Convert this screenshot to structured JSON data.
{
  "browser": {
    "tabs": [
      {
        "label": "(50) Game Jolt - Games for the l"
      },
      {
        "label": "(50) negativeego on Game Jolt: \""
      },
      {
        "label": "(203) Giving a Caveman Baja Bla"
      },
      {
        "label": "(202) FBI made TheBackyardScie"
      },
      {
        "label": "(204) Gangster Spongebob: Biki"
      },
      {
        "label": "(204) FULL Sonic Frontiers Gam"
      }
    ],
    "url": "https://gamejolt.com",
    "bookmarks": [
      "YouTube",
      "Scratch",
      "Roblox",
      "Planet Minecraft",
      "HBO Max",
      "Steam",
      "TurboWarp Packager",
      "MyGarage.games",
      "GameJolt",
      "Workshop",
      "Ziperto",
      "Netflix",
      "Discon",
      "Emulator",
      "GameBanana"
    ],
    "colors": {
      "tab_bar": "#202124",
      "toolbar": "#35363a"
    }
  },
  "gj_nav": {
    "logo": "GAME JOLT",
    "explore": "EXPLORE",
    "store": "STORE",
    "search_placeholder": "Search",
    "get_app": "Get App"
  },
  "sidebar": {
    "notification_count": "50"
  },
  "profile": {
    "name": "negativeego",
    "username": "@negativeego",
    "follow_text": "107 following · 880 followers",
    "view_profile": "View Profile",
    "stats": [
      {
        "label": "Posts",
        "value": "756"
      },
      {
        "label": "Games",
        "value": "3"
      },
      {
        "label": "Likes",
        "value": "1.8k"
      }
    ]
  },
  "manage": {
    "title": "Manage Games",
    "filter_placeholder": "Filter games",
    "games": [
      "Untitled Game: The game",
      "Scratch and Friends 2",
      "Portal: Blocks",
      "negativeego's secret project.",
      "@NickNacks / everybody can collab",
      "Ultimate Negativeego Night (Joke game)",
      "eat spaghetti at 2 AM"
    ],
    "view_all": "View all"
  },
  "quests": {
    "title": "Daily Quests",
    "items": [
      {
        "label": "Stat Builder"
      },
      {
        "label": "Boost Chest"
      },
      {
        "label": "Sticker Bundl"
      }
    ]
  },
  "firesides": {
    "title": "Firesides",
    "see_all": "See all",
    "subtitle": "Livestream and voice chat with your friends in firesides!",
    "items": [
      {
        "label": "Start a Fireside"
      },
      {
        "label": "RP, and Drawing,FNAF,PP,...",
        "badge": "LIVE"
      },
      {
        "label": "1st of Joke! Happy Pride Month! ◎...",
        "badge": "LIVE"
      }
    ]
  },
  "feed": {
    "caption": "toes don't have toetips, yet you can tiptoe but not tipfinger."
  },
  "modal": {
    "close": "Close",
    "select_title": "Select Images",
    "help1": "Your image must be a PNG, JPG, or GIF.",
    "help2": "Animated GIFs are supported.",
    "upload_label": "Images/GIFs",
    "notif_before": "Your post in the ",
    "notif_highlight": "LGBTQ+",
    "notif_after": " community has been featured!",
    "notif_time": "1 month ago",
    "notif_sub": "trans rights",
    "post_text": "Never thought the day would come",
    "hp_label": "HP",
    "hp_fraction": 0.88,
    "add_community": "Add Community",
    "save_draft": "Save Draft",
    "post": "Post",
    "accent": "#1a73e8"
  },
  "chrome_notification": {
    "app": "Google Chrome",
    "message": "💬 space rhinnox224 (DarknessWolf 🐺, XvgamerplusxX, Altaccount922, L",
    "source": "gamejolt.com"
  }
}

* [What you should do]: Print out the whole listing exactly as it appears.

* [Task response]:
Convert this screenshot to structured JSON data.
{
  "browser": {
    "tabs": [
      {
        "label": "(50) Game Jolt - Games for the l"
      },
      {
        "label": "(50) negativeego on Game Jolt: \""
      },
      {
        "label": "(203) Giving a Caveman Baja Bla"
      },
      {
        "label": "(202) FBI made TheBackyardScie"
      },
      {
        "label": "(204) Gangster Spongebob: Biki"
      },
      {
        "label": "(204) FULL Sonic Frontiers Gam"
      }
    ],
    "url": "https://gamejolt.com",
    "bookmarks": [
      "YouTube",
      "Scratch",
      "Roblox",
      "Planet Minecraft",
      "HBO Max",
      "Steam",
      "TurboWarp Packager",
      "MyGarage.games",
      "GameJolt",
      "Workshop",
      "Ziperto",
      "Netflix",
      "Discon",
      "Emulator",
      "GameBanana"
    ],
    "colors": {
      "tab_bar": "#202124",
      "toolbar": "#35363a"
    }
  },
  "gj_nav": {
    "logo": "GAME JOLT",
    "explore": "EXPLORE",
    "store": "STORE",
    "search_placeholder": "Search",
    "get_app": "Get App"
  },
  "sidebar": {
    "notification_count": "50"
  },
  "profile": {
    "name": "negativeego",
    "username": "@negativeego",
    "follow_text": "107 following · 880 followers",
    "view_profile": "View Profile",
    "stats": [
      {
        "label": "Posts",
        "value": "756"
      },
      {
        "label": "Games",
        "value": "3"
      },
      {
        "label": "Likes",
        "value": "1.8k"
      }
    ]
  },
  "manage": {
    "title": "Manage Games",
    "filter_placeholder": "Filter games",
    "games": [
      "Untitled Game: The game",
      "Scratch and Friends 2",
      "Portal: Blocks",
      "negativeego's secret project.",
      "@NickNacks / everybody can collab",
      "Ultimate Negativeego Night (Joke game)",
      "eat spaghetti at 2 AM"
    ],
    "view_all": "View all"
  },
  "quests": {
    "title": "Daily Quests",
    "items": [
      {
        "label": "Stat Builder"
      },
      {
        "label": "Boost Chest"
      },
      {
        "label": "Sticker Bundl"
      }
    ]
  },
  "firesides": {
    "title": "Firesides",
    "see_all": "See all",
    "subtitle": "Livestream and voice chat with your friends in firesides!",
    "items": [
      {
        "label": "Start a Fireside"
      },
      {
        "label": "RP, and Drawing,FNAF,PP,...",
        "badge": "LIVE"
      },
      {
        "label": "1st of Joke! Happy Pride Month! ◎...",
        "badge": "LIVE"
      }
    ]
  },
  "feed": {
    "caption": "toes don't have toetips, yet you can tiptoe but not tipfinger."
  },
  "modal": {
    "close": "Close",
    "select_title": "Select Images",
    "help1": "Your image must be a PNG, JPG, or GIF.",
    "help2": "Animated GIFs are supported.",
    "upload_label": "Images/GIFs",
    "notif_before": "Your post in the ",
    "notif_highlight": "LGBTQ+",
    "notif_after": " community has been featured!",
    "notif_time": "1 month ago",
    "notif_sub": "trans rights",
    "post_text": "Never thought the day would come",
    "hp_label": "HP",
    "hp_fraction": 0.88,
    "add_community": "Add Community",
    "save_draft": "Save Draft",
    "post": "Post",
    "accent": "#1a73e8"
  },
  "chrome_notification": {
    "app": "Google Chrome",
    "message": "💬 space rhinnox224 (DarknessWolf 🐺, XvgamerplusxX, Altaccount922, L",
    "source": "gamejolt.com"
  }
}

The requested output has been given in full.